• **Problem**
Please output every line of the material as it stands, without the pictures.

• **Material for this task**
+ + + + +

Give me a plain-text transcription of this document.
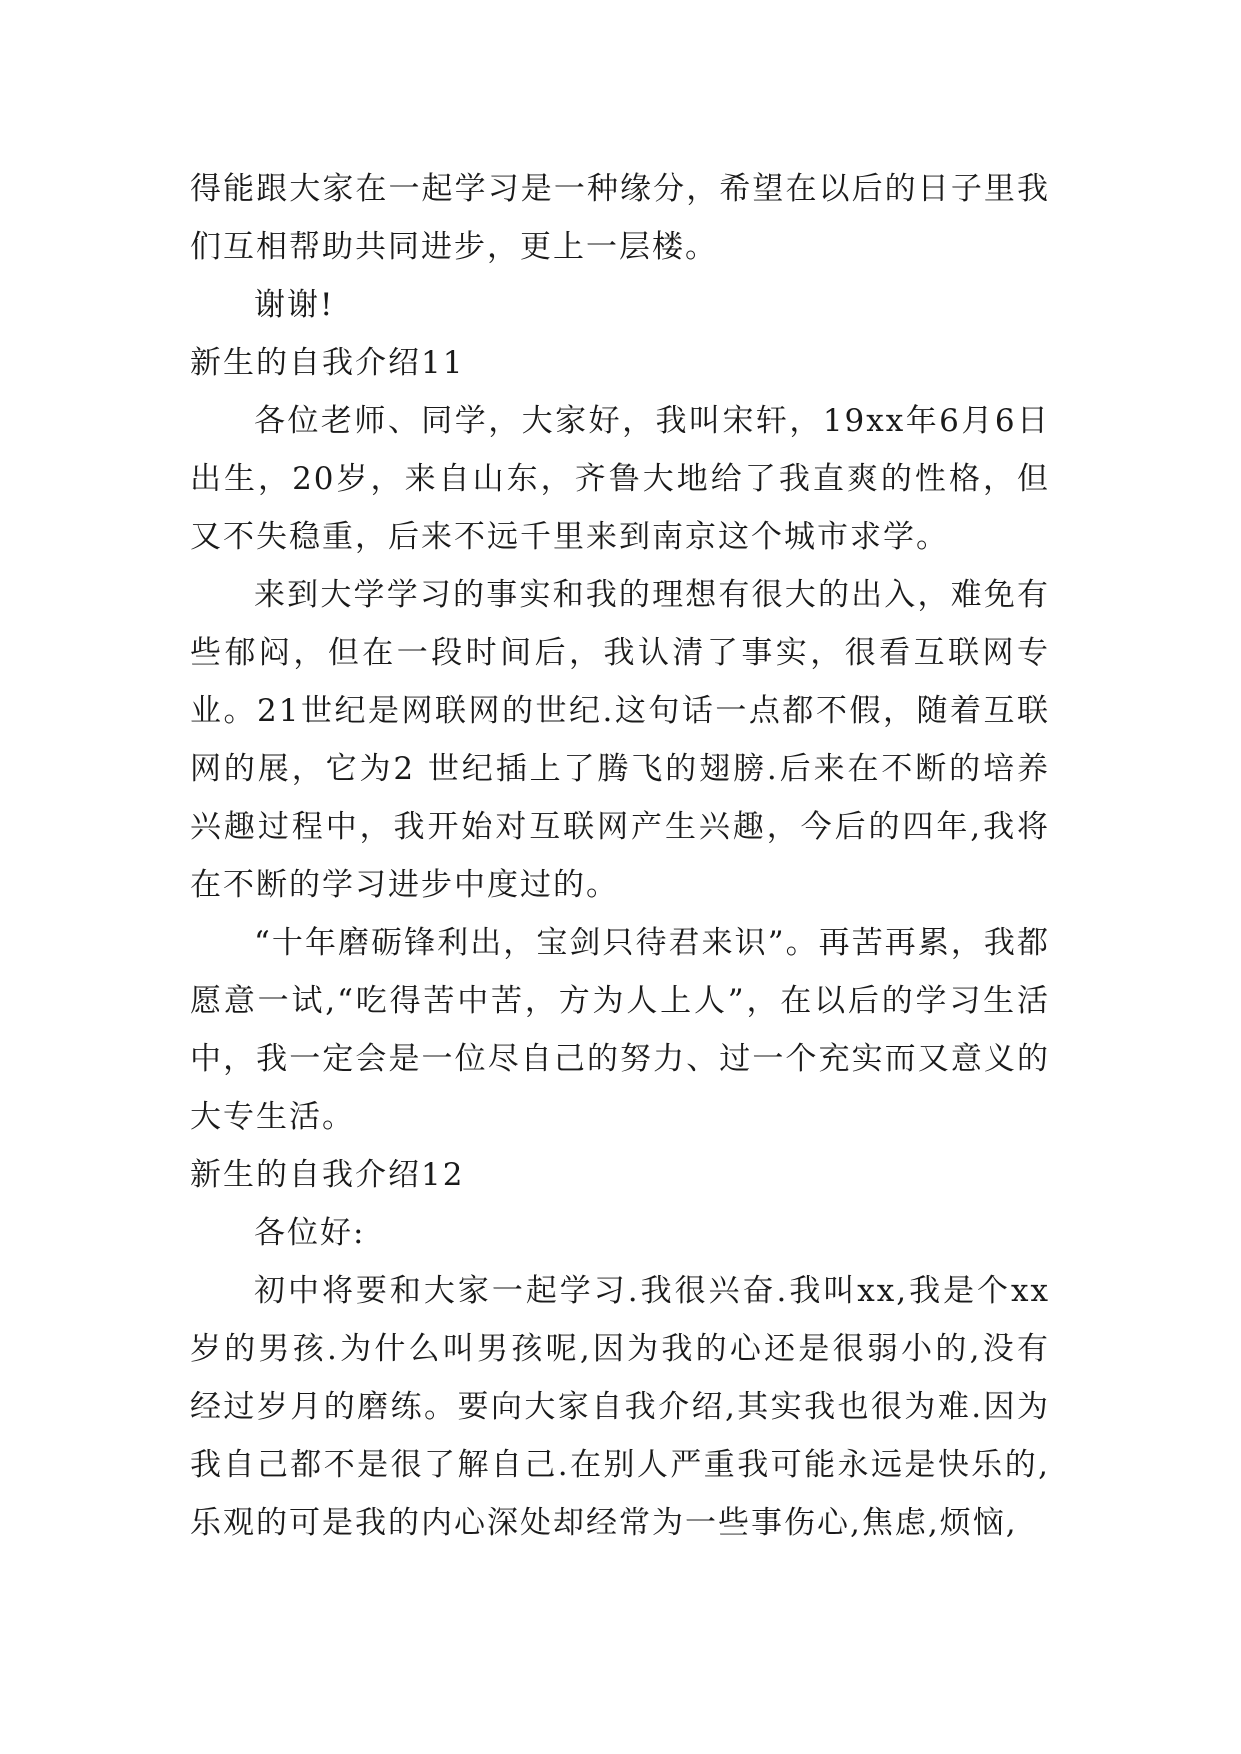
得能跟大家在一起学习是一种缘分，希望在以后的日子里我们互相帮助共同进步，更上一层楼。

谢谢!

新生的自我介绍11

各位老师、同学，大家好，我叫宋轩，19xx年6月6日出生，20岁，来自山东，齐鲁大地给了我直爽的性格，但又不失稳重，后来不远千里来到南京这个城市求学。

来到大学学习的事实和我的理想有很大的出入，难免有些郁闷，但在一段时间后，我认清了事实，很看互联网专业。21世纪是网联网的世纪.这句话一点都不假，随着互联网的展，它为2 世纪插上了腾飞的翅膀.后来在不断的培养兴趣过程中，我开始对互联网产生兴趣，今后的四年,我将在不断的学习进步中度过的。

“十年磨砺锋利出，宝剑只待君来识”。再苦再累，我都愿意一试,“吃得苦中苦，方为人上人”，在以后的学习生活中，我一定会是一位尽自己的努力、过一个充实而又意义的大专生活。

新生的自我介绍12

各位好:

初中将要和大家一起学习.我很兴奋.我叫xx,我是个xx岁的男孩.为什么叫男孩呢,因为我的心还是很弱小的,没有经过岁月的磨练。要向大家自我介绍,其实我也很为难.因为我自己都不是很了解自己.在别人严重我可能永远是快乐的,乐观的可是我的内心深处却经常为一些事伤心,焦虑,烦恼,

+ + + + +

• **Worked answer**
Give me a plain-text transcription of this document.
得能跟大家在一起学习是一种缘分，希望在以后的日子里我们互相帮助共同进步，更上一层楼。

谢谢!

新生的自我介绍11

各位老师、同学，大家好，我叫宋轩，19xx年6月6日出生，20岁，来自山东，齐鲁大地给了我直爽的性格，但又不失稳重，后来不远千里来到南京这个城市求学。

来到大学学习的事实和我的理想有很大的出入，难免有些郁闷，但在一段时间后，我认清了事实，很看互联网专业。21世纪是网联网的世纪.这句话一点都不假，随着互联网的展，它为2 世纪插上了腾飞的翅膀.后来在不断的培养兴趣过程中，我开始对互联网产生兴趣，今后的四年,我将在不断的学习进步中度过的。

“十年磨砺锋利出，宝剑只待君来识”。再苦再累，我都愿意一试,“吃得苦中苦，方为人上人”，在以后的学习生活中，我一定会是一位尽自己的努力、过一个充实而又意义的大专生活。

新生的自我介绍12

各位好:

初中将要和大家一起学习.我很兴奋.我叫xx,我是个xx岁的男孩.为什么叫男孩呢,因为我的心还是很弱小的,没有经过岁月的磨练。要向大家自我介绍,其实我也很为难.因为我自己都不是很了解自己.在别人严重我可能永远是快乐的,乐观的可是我的内心深处却经常为一些事伤心,焦虑,烦恼,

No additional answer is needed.